— Start Supplied data —

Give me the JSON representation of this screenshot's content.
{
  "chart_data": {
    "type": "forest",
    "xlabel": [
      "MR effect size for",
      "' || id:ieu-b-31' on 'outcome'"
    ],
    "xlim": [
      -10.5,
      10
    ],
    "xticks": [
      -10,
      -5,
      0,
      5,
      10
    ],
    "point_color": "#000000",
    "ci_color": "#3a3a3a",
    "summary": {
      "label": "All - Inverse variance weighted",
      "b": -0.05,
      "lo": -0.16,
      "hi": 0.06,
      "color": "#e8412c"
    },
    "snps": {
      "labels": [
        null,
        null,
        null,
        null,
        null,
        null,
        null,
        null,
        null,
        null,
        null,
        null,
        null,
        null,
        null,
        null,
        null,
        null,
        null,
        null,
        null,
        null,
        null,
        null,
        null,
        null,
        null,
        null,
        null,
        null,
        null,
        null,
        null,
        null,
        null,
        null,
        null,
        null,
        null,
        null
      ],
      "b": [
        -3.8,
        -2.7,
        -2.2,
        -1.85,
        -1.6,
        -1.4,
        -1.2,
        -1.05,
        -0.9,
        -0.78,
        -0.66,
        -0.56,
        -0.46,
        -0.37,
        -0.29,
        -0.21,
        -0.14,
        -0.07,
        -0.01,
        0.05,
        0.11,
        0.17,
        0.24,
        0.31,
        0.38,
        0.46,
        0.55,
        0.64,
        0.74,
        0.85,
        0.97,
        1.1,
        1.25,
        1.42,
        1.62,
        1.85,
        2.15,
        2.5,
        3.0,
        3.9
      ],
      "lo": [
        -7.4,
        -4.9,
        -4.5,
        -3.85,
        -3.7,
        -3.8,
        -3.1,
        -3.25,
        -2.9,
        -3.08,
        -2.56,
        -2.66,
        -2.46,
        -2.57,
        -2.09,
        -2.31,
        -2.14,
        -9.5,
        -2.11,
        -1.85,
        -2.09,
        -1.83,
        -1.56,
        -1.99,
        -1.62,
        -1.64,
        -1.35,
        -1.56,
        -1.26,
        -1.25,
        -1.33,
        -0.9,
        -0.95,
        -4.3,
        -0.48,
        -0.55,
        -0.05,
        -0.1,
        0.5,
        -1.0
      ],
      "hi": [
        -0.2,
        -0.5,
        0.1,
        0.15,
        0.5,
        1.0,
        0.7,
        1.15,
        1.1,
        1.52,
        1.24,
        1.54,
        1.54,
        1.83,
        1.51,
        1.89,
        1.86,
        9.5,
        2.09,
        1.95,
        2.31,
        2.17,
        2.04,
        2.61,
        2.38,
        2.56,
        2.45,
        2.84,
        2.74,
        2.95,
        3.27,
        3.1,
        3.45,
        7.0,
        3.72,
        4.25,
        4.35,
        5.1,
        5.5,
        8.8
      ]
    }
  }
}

— End Supplied data —

_What needs to be done_
Transcribe the material exactly as it reads.

_Worked solution_
Give me the JSON representation of this screenshot's content.
{
  "chart_data": {
    "type": "forest",
    "xlabel": [
      "MR effect size for",
      "' || id:ieu-b-31' on 'outcome'"
    ],
    "xlim": [
      -10.5,
      10
    ],
    "xticks": [
      -10,
      -5,
      0,
      5,
      10
    ],
    "point_color": "#000000",
    "ci_color": "#3a3a3a",
    "summary": {
      "label": "All - Inverse variance weighted",
      "b": -0.05,
      "lo": -0.16,
      "hi": 0.06,
      "color": "#e8412c"
    },
    "snps": {
      "labels": [
        null,
        null,
        null,
        null,
        null,
        null,
        null,
        null,
        null,
        null,
        null,
        null,
        null,
        null,
        null,
        null,
        null,
        null,
        null,
        null,
        null,
        null,
        null,
        null,
        null,
        null,
        null,
        null,
        null,
        null,
        null,
        null,
        null,
        null,
        null,
        null,
        null,
        null,
        null,
        null
      ],
      "b": [
        -3.8,
        -2.7,
        -2.2,
        -1.85,
        -1.6,
        -1.4,
        -1.2,
        -1.05,
        -0.9,
        -0.78,
        -0.66,
        -0.56,
        -0.46,
        -0.37,
        -0.29,
        -0.21,
        -0.14,
        -0.07,
        -0.01,
        0.05,
        0.11,
        0.17,
        0.24,
        0.31,
        0.38,
        0.46,
        0.55,
        0.64,
        0.74,
        0.85,
        0.97,
        1.1,
        1.25,
        1.42,
        1.62,
        1.85,
        2.15,
        2.5,
        3.0,
        3.9
      ],
      "lo": [
        -7.4,
        -4.9,
        -4.5,
        -3.85,
        -3.7,
        -3.8,
        -3.1,
        -3.25,
        -2.9,
        -3.08,
        -2.56,
        -2.66,
        -2.46,
        -2.57,
        -2.09,
        -2.31,
        -2.14,
        -9.5,
        -2.11,
        -1.85,
        -2.09,
        -1.83,
        -1.56,
        -1.99,
        -1.62,
        -1.64,
        -1.35,
        -1.56,
        -1.26,
        -1.25,
        -1.33,
        -0.9,
        -0.95,
        -4.3,
        -0.48,
        -0.55,
        -0.05,
        -0.1,
        0.5,
        -1.0
      ],
      "hi": [
        -0.2,
        -0.5,
        0.1,
        0.15,
        0.5,
        1.0,
        0.7,
        1.15,
        1.1,
        1.52,
        1.24,
        1.54,
        1.54,
        1.83,
        1.51,
        1.89,
        1.86,
        9.5,
        2.09,
        1.95,
        2.31,
        2.17,
        2.04,
        2.61,
        2.38,
        2.56,
        2.45,
        2.84,
        2.74,
        2.95,
        3.27,
        3.1,
        3.45,
        7.0,
        3.72,
        4.25,
        4.35,
        5.1,
        5.5,
        8.8
      ]
    }
  }
}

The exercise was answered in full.